LISTE DES TÂCHES
(a) D'après le texte fourni, combien d'anciens appelés témoignent dans le film ?
(b) Transcrivez le texte fourni à partir des mots « Dans le film, ils » et arrêtez-vous après « de leurs proches. ».

TEXTE FOURNI

+++

Ici, « Il » désigne évidemment l’opinion publique métropolitaine, souvent peu au courant des drames qui se déroulaient au-delà de la mer Méditerranée. Mais, paradoxalement, « Ils » ce sont aussi, et au premier chef, les jeunes d’alors, qui sont partis au « casse-pipe », sans presque rien connaître du monde en général, ni de l’Algérie en particulier.
Dans le film, ils sont quinze anciens « appelés » à témoigner. Entre 1954 et 1962, ils avaient à peine plus de 19 ans et habitaient, alors, à Bourg-Argental, dans la Loire. Ils ont fait partie de la centaine de jeunes de ce village, qui ont été incorporés au titre du service militaire obligatoire, pour intervenir dans un conflit qui portait à cette époque le nom « événements d’Algérie ».
La plupart ne connaissait rien de ce pays, ni des enjeux de ce combat. Ils sont passés d’un « bled » au bled, sans formation militaire adaptée. Vingt ou trente mois plus tard, ils sont revenus marqués à vie par ce qu’ils ont vu et vécu, sans aucune attention spéciale de la part des pouvoirs politiques de l’époque. Depuis, beaucoup ont gardé le silence, même auprès de leurs proches.

+++

EXTRAITS DE DONNÉES
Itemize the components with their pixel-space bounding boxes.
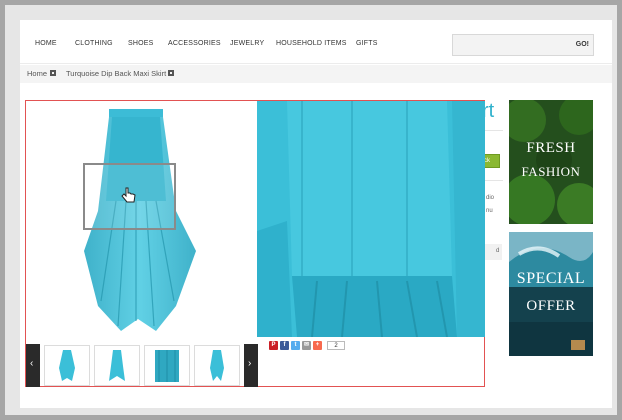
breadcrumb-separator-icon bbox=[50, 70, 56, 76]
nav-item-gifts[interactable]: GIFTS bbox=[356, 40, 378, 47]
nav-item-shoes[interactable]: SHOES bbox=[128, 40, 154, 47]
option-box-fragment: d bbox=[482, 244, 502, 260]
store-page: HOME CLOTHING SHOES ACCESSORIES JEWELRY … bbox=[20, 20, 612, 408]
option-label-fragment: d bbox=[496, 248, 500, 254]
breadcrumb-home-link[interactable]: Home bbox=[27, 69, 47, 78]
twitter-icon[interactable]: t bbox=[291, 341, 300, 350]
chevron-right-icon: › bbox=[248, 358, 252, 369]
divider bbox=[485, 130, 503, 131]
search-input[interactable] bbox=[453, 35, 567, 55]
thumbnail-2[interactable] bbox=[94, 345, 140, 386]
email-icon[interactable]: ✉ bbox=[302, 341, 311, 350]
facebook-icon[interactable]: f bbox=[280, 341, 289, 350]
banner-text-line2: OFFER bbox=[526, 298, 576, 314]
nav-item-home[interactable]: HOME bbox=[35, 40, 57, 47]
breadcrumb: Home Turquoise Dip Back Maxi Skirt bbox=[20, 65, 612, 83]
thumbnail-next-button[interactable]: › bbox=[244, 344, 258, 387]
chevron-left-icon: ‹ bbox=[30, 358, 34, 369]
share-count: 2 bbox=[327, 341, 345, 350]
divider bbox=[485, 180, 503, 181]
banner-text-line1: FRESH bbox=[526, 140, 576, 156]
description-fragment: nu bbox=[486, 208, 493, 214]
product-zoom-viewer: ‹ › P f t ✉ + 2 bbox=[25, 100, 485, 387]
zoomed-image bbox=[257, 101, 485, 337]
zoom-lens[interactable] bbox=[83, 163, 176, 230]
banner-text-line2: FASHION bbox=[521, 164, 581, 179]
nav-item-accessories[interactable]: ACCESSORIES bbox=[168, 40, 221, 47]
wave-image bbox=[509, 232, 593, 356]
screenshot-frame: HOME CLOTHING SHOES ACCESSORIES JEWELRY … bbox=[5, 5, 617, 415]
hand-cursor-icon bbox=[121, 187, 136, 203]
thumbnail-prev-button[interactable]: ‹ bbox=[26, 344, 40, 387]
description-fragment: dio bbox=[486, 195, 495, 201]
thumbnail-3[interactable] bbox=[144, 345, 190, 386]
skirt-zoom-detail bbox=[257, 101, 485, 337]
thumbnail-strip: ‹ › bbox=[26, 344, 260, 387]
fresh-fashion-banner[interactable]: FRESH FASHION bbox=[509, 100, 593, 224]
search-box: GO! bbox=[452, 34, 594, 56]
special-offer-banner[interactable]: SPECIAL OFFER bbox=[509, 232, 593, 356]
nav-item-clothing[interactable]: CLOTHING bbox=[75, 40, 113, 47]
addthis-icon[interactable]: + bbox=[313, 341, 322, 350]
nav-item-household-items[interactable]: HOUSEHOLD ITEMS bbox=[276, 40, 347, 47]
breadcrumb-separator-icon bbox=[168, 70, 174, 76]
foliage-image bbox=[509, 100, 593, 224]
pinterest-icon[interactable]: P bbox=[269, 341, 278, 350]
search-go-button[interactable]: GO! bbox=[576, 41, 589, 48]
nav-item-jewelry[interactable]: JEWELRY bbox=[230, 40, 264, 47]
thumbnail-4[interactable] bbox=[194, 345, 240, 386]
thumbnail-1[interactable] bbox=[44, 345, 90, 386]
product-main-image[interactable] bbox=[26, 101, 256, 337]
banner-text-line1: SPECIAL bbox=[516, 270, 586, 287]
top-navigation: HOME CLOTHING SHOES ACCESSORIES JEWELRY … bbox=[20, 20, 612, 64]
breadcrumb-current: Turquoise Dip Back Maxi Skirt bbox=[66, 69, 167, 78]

+++

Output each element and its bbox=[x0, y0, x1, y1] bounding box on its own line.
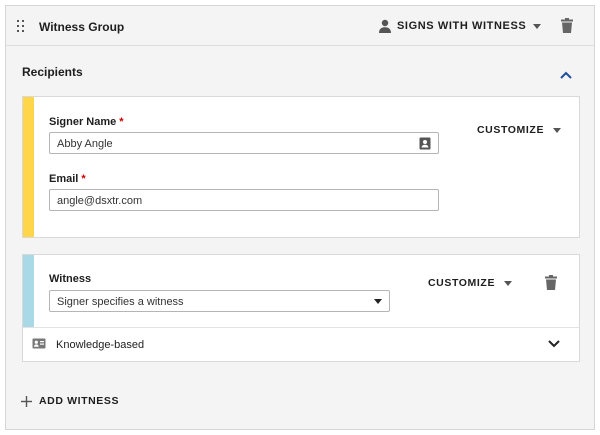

+++

RÉPONSES PAR TÂCHE
(a) Quinze anciens appelés témoignent dans le film.

(b)
Dans le film, ils sont quinze anciens « appelés » à témoigner. Entre 1954 et 1962, ils avaient à peine plus de 19 ans et habitaient, alors, à Bourg-Argental, dans la Loire. Ils ont fait partie de la centaine de jeunes de ce village, qui ont été incorporés au titre du service militaire obligatoire, pour intervenir dans un conflit qui portait à cette époque le nom « événements d’Algérie ».
La plupart ne connaissait rien de ce pays, ni des enjeux de ce combat. Ils sont passés d’un « bled » au bled, sans formation militaire adaptée. Vingt ou trente mois plus tard, ils sont revenus marqués à vie par ce qu’ils ont vu et vécu, sans aucune attention spéciale de la part des pouvoirs politiques de l’époque. Depuis, beaucoup ont gardé le silence, même auprès de leurs proches.